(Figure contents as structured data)

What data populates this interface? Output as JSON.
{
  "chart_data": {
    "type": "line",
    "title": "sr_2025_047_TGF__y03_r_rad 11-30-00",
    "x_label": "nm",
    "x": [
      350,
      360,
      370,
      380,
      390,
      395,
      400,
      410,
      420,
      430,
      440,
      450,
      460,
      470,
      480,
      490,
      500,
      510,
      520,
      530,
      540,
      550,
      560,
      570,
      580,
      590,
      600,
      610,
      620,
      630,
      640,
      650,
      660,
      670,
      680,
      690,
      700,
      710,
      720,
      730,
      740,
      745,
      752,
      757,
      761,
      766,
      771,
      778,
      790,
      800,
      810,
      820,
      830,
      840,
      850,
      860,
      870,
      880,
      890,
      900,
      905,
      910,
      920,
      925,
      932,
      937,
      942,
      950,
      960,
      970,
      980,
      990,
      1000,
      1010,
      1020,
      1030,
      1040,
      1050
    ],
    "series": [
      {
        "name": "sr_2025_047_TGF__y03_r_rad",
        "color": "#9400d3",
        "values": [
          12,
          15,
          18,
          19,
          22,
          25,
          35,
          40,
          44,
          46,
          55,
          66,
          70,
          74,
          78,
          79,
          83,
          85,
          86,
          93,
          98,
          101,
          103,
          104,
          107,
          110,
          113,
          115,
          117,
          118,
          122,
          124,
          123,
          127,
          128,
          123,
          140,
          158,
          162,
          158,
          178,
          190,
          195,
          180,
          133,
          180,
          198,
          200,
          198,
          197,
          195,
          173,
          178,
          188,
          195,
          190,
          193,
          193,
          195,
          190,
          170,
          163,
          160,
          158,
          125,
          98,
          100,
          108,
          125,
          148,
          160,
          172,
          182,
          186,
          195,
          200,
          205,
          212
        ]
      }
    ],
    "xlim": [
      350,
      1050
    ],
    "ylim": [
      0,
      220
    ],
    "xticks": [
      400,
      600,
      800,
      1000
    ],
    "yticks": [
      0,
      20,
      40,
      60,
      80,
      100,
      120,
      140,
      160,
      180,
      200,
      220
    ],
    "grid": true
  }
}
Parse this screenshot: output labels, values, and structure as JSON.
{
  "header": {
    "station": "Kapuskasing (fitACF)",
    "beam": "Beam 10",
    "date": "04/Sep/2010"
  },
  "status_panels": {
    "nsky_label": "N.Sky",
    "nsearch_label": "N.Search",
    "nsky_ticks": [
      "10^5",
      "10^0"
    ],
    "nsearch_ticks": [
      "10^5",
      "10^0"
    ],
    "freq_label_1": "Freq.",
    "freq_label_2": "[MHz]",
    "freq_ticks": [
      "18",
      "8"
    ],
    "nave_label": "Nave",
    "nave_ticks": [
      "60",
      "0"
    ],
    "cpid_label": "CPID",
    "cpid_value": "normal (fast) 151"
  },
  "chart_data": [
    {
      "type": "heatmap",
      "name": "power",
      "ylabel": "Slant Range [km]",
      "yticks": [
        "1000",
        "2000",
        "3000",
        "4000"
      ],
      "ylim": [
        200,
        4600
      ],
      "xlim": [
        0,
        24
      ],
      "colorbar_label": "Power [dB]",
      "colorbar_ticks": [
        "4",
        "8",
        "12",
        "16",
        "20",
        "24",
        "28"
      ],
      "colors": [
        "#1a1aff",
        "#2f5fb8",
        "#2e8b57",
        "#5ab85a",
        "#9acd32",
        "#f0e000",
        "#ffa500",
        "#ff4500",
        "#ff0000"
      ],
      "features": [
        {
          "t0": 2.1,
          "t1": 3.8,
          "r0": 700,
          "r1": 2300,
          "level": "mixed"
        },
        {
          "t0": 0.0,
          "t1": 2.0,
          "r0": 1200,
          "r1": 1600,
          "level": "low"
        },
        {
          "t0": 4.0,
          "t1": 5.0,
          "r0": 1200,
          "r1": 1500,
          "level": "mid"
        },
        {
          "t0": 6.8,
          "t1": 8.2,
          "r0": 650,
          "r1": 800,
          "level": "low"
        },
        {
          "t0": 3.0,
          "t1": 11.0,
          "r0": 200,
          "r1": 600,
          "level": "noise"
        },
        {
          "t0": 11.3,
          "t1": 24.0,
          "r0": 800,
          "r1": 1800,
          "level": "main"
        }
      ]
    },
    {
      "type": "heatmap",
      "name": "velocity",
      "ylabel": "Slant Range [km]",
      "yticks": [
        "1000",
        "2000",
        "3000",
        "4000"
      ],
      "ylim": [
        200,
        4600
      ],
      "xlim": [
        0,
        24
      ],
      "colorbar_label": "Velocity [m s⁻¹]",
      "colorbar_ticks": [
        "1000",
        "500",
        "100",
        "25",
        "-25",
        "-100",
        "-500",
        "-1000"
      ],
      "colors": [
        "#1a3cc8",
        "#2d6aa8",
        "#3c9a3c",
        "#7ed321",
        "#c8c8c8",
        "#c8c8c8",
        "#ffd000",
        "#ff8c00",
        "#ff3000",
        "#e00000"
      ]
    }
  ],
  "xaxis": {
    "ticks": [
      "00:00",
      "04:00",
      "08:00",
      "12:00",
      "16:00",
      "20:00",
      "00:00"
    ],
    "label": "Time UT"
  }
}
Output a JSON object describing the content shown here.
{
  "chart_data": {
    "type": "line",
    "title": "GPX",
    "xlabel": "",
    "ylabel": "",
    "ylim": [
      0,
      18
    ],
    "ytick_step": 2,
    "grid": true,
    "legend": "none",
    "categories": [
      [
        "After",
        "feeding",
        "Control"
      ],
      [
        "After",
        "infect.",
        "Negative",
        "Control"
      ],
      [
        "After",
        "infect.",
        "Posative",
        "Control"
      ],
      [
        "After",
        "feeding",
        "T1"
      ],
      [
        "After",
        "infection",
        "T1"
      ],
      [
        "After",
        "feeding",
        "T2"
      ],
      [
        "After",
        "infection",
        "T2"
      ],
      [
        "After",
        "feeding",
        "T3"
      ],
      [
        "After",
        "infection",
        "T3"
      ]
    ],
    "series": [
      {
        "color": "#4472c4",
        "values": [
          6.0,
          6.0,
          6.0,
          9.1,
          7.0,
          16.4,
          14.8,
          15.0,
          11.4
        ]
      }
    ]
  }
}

▶ **Task requirements**
Transcribe the entire listing above precisely.

▶ **Full solution**
What data populates this interface? Output as JSON.
{
  "chart_data": {
    "type": "line",
    "title": "sr_2025_047_TGF__y03_r_rad 11-30-00",
    "x_label": "nm",
    "x": [
      350,
      360,
      370,
      380,
      390,
      395,
      400,
      410,
      420,
      430,
      440,
      450,
      460,
      470,
      480,
      490,
      500,
      510,
      520,
      530,
      540,
      550,
      560,
      570,
      580,
      590,
      600,
      610,
      620,
      630,
      640,
      650,
      660,
      670,
      680,
      690,
      700,
      710,
      720,
      730,
      740,
      745,
      752,
      757,
      761,
      766,
      771,
      778,
      790,
      800,
      810,
      820,
      830,
      840,
      850,
      860,
      870,
      880,
      890,
      900,
      905,
      910,
      920,
      925,
      932,
      937,
      942,
      950,
      960,
      970,
      980,
      990,
      1000,
      1010,
      1020,
      1030,
      1040,
      1050
    ],
    "series": [
      {
        "name": "sr_2025_047_TGF__y03_r_rad",
        "color": "#9400d3",
        "values": [
          12,
          15,
          18,
          19,
          22,
          25,
          35,
          40,
          44,
          46,
          55,
          66,
          70,
          74,
          78,
          79,
          83,
          85,
          86,
          93,
          98,
          101,
          103,
          104,
          107,
          110,
          113,
          115,
          117,
          118,
          122,
          124,
          123,
          127,
          128,
          123,
          140,
          158,
          162,
          158,
          178,
          190,
          195,
          180,
          133,
          180,
          198,
          200,
          198,
          197,
          195,
          173,
          178,
          188,
          195,
          190,
          193,
          193,
          195,
          190,
          170,
          163,
          160,
          158,
          125,
          98,
          100,
          108,
          125,
          148,
          160,
          172,
          182,
          186,
          195,
          200,
          205,
          212
        ]
      }
    ],
    "xlim": [
      350,
      1050
    ],
    "ylim": [
      0,
      220
    ],
    "xticks": [
      400,
      600,
      800,
      1000
    ],
    "yticks": [
      0,
      20,
      40,
      60,
      80,
      100,
      120,
      140,
      160,
      180,
      200,
      220
    ],
    "grid": true
  }
}
Parse this screenshot: output labels, values, and structure as JSON.
{
  "header": {
    "station": "Kapuskasing (fitACF)",
    "beam": "Beam 10",
    "date": "04/Sep/2010"
  },
  "status_panels": {
    "nsky_label": "N.Sky",
    "nsearch_label": "N.Search",
    "nsky_ticks": [
      "10^5",
      "10^0"
    ],
    "nsearch_ticks": [
      "10^5",
      "10^0"
    ],
    "freq_label_1": "Freq.",
    "freq_label_2": "[MHz]",
    "freq_ticks": [
      "18",
      "8"
    ],
    "nave_label": "Nave",
    "nave_ticks": [
      "60",
      "0"
    ],
    "cpid_label": "CPID",
    "cpid_value": "normal (fast) 151"
  },
  "chart_data": [
    {
      "type": "heatmap",
      "name": "power",
      "ylabel": "Slant Range [km]",
      "yticks": [
        "1000",
        "2000",
        "3000",
        "4000"
      ],
      "ylim": [
        200,
        4600
      ],
      "xlim": [
        0,
        24
      ],
      "colorbar_label": "Power [dB]",
      "colorbar_ticks": [
        "4",
        "8",
        "12",
        "16",
        "20",
        "24",
        "28"
      ],
      "colors": [
        "#1a1aff",
        "#2f5fb8",
        "#2e8b57",
        "#5ab85a",
        "#9acd32",
        "#f0e000",
        "#ffa500",
        "#ff4500",
        "#ff0000"
      ],
      "features": [
        {
          "t0": 2.1,
          "t1": 3.8,
          "r0": 700,
          "r1": 2300,
          "level": "mixed"
        },
        {
          "t0": 0.0,
          "t1": 2.0,
          "r0": 1200,
          "r1": 1600,
          "level": "low"
        },
        {
          "t0": 4.0,
          "t1": 5.0,
          "r0": 1200,
          "r1": 1500,
          "level": "mid"
        },
        {
          "t0": 6.8,
          "t1": 8.2,
          "r0": 650,
          "r1": 800,
          "level": "low"
        },
        {
          "t0": 3.0,
          "t1": 11.0,
          "r0": 200,
          "r1": 600,
          "level": "noise"
        },
        {
          "t0": 11.3,
          "t1": 24.0,
          "r0": 800,
          "r1": 1800,
          "level": "main"
        }
      ]
    },
    {
      "type": "heatmap",
      "name": "velocity",
      "ylabel": "Slant Range [km]",
      "yticks": [
        "1000",
        "2000",
        "3000",
        "4000"
      ],
      "ylim": [
        200,
        4600
      ],
      "xlim": [
        0,
        24
      ],
      "colorbar_label": "Velocity [m s⁻¹]",
      "colorbar_ticks": [
        "1000",
        "500",
        "100",
        "25",
        "-25",
        "-100",
        "-500",
        "-1000"
      ],
      "colors": [
        "#1a3cc8",
        "#2d6aa8",
        "#3c9a3c",
        "#7ed321",
        "#c8c8c8",
        "#c8c8c8",
        "#ffd000",
        "#ff8c00",
        "#ff3000",
        "#e00000"
      ]
    }
  ],
  "xaxis": {
    "ticks": [
      "00:00",
      "04:00",
      "08:00",
      "12:00",
      "16:00",
      "20:00",
      "00:00"
    ],
    "label": "Time UT"
  }
}
Output a JSON object describing the content shown here.
{
  "chart_data": {
    "type": "line",
    "title": "GPX",
    "xlabel": "",
    "ylabel": "",
    "ylim": [
      0,
      18
    ],
    "ytick_step": 2,
    "grid": true,
    "legend": "none",
    "categories": [
      [
        "After",
        "feeding",
        "Control"
      ],
      [
        "After",
        "infect.",
        "Negative",
        "Control"
      ],
      [
        "After",
        "infect.",
        "Posative",
        "Control"
      ],
      [
        "After",
        "feeding",
        "T1"
      ],
      [
        "After",
        "infection",
        "T1"
      ],
      [
        "After",
        "feeding",
        "T2"
      ],
      [
        "After",
        "infection",
        "T2"
      ],
      [
        "After",
        "feeding",
        "T3"
      ],
      [
        "After",
        "infection",
        "T3"
      ]
    ],
    "series": [
      {
        "color": "#4472c4",
        "values": [
          6.0,
          6.0,
          6.0,
          9.1,
          7.0,
          16.4,
          14.8,
          15.0,
          11.4
        ]
      }
    ]
  }
}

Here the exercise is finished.